━━━━━ RECORD SET ━━━━━
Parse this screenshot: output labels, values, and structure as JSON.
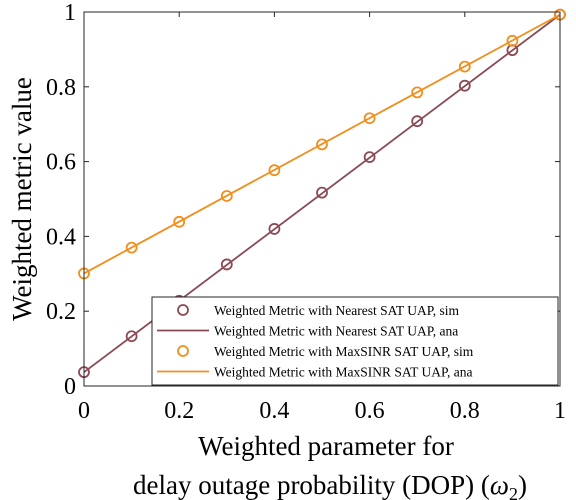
{
  "chart_data": {
    "type": "line",
    "title": "",
    "xlabel_line1": "Weighted parameter for",
    "xlabel_line2": "delay outage probability (DOP) (",
    "xlabel_symbol": "ω",
    "xlabel_subscript": "2",
    "xlabel_close": ")",
    "ylabel": "Weighted metric value",
    "xlim": [
      0,
      1
    ],
    "ylim": [
      0,
      1
    ],
    "xticks": [
      0,
      0.2,
      0.4,
      0.6,
      0.8,
      1
    ],
    "xtick_labels": [
      "0",
      "0.2",
      "0.4",
      "0.6",
      "0.8",
      "1"
    ],
    "yticks": [
      0,
      0.2,
      0.4,
      0.6,
      0.8,
      1
    ],
    "ytick_labels": [
      "0",
      "0.2",
      "0.4",
      "0.6",
      "0.8",
      "1"
    ],
    "grid": false,
    "legend_position": "bottom-right",
    "series": [
      {
        "name": "Weighted Metric with Nearest SAT UAP, sim",
        "color": "#8c4a55",
        "style": "marker",
        "x": [
          0,
          0.1,
          0.2,
          0.3,
          0.4,
          0.5,
          0.6,
          0.7,
          0.8,
          0.9,
          1.0
        ],
        "y": [
          0.037,
          0.133,
          0.228,
          0.325,
          0.42,
          0.517,
          0.612,
          0.708,
          0.803,
          0.898,
          0.993
        ]
      },
      {
        "name": "Weighted Metric with Nearest SAT UAP, ana",
        "color": "#8c4a55",
        "style": "line",
        "x": [
          0,
          1.0
        ],
        "y": [
          0.037,
          0.993
        ]
      },
      {
        "name": "Weighted Metric with MaxSINR SAT UAP, sim",
        "color": "#f28e1c",
        "style": "marker",
        "x": [
          0,
          0.1,
          0.2,
          0.3,
          0.4,
          0.5,
          0.6,
          0.7,
          0.8,
          0.9,
          1.0
        ],
        "y": [
          0.301,
          0.37,
          0.439,
          0.508,
          0.577,
          0.646,
          0.716,
          0.785,
          0.854,
          0.923,
          0.993
        ]
      },
      {
        "name": "Weighted Metric with MaxSINR SAT UAP, ana",
        "color": "#f28e1c",
        "style": "line",
        "x": [
          0,
          1.0
        ],
        "y": [
          0.301,
          0.993
        ]
      }
    ]
  }
}
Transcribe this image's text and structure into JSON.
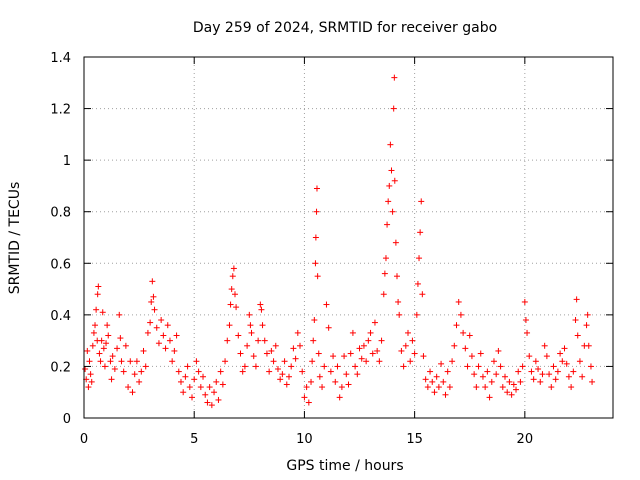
━━━━━
* **WORK INSTRUCTIONS**:
Give back each entry exactly as it appears, with no pictures.

* **ANSWER TO THE EXERCISE**:
Parse this screenshot: output labels, values, and structure as JSON.
{
  "chart_data": {
    "type": "line",
    "title": "",
    "xlabel_line1": "Weighted parameter for",
    "xlabel_line2": "delay outage probability (DOP) (",
    "xlabel_symbol": "ω",
    "xlabel_subscript": "2",
    "xlabel_close": ")",
    "ylabel": "Weighted metric value",
    "xlim": [
      0,
      1
    ],
    "ylim": [
      0,
      1
    ],
    "xticks": [
      0,
      0.2,
      0.4,
      0.6,
      0.8,
      1
    ],
    "xtick_labels": [
      "0",
      "0.2",
      "0.4",
      "0.6",
      "0.8",
      "1"
    ],
    "yticks": [
      0,
      0.2,
      0.4,
      0.6,
      0.8,
      1
    ],
    "ytick_labels": [
      "0",
      "0.2",
      "0.4",
      "0.6",
      "0.8",
      "1"
    ],
    "grid": false,
    "legend_position": "bottom-right",
    "series": [
      {
        "name": "Weighted Metric with Nearest SAT UAP, sim",
        "color": "#8c4a55",
        "style": "marker",
        "x": [
          0,
          0.1,
          0.2,
          0.3,
          0.4,
          0.5,
          0.6,
          0.7,
          0.8,
          0.9,
          1.0
        ],
        "y": [
          0.037,
          0.133,
          0.228,
          0.325,
          0.42,
          0.517,
          0.612,
          0.708,
          0.803,
          0.898,
          0.993
        ]
      },
      {
        "name": "Weighted Metric with Nearest SAT UAP, ana",
        "color": "#8c4a55",
        "style": "line",
        "x": [
          0,
          1.0
        ],
        "y": [
          0.037,
          0.993
        ]
      },
      {
        "name": "Weighted Metric with MaxSINR SAT UAP, sim",
        "color": "#f28e1c",
        "style": "marker",
        "x": [
          0,
          0.1,
          0.2,
          0.3,
          0.4,
          0.5,
          0.6,
          0.7,
          0.8,
          0.9,
          1.0
        ],
        "y": [
          0.301,
          0.37,
          0.439,
          0.508,
          0.577,
          0.646,
          0.716,
          0.785,
          0.854,
          0.923,
          0.993
        ]
      },
      {
        "name": "Weighted Metric with MaxSINR SAT UAP, ana",
        "color": "#f28e1c",
        "style": "line",
        "x": [
          0,
          1.0
        ],
        "y": [
          0.301,
          0.993
        ]
      }
    ]
  }
}
Transcribe this image's text and structure into JSON.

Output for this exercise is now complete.